* JOB:
Search the data for the word "title" and copy every line that contains it.

* DATA SUPPLIED:
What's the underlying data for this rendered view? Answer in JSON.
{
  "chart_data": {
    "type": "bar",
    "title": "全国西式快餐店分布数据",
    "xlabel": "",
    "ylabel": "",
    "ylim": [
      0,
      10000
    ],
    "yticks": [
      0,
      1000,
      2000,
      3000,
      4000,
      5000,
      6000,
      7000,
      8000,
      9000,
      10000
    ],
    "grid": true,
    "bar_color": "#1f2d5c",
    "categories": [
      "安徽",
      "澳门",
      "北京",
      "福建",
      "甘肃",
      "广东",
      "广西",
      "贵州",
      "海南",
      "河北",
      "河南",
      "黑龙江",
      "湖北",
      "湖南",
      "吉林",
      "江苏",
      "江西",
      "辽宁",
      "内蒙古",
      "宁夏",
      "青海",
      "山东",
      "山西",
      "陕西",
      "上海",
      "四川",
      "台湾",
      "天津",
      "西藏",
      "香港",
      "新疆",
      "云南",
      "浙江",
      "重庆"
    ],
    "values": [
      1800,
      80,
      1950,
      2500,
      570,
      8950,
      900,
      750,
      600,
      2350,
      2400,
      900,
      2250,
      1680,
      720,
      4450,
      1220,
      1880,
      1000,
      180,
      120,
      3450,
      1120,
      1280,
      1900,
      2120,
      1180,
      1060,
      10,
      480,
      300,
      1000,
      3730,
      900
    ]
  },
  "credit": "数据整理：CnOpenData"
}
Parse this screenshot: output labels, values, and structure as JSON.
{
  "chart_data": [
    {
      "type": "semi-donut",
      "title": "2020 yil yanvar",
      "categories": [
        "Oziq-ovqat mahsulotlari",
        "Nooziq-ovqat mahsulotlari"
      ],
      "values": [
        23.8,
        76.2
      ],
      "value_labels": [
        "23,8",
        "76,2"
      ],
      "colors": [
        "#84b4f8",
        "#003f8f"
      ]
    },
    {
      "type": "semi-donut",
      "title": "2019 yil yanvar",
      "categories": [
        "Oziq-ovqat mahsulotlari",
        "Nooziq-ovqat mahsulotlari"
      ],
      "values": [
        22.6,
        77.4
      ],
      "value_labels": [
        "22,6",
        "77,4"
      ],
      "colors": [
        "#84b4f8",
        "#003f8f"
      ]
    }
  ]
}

* FINAL RESULT:
    "title": "全国西式快餐店分布数据",
      "title": "2020 yil yanvar",
      "title": "2019 yil yanvar",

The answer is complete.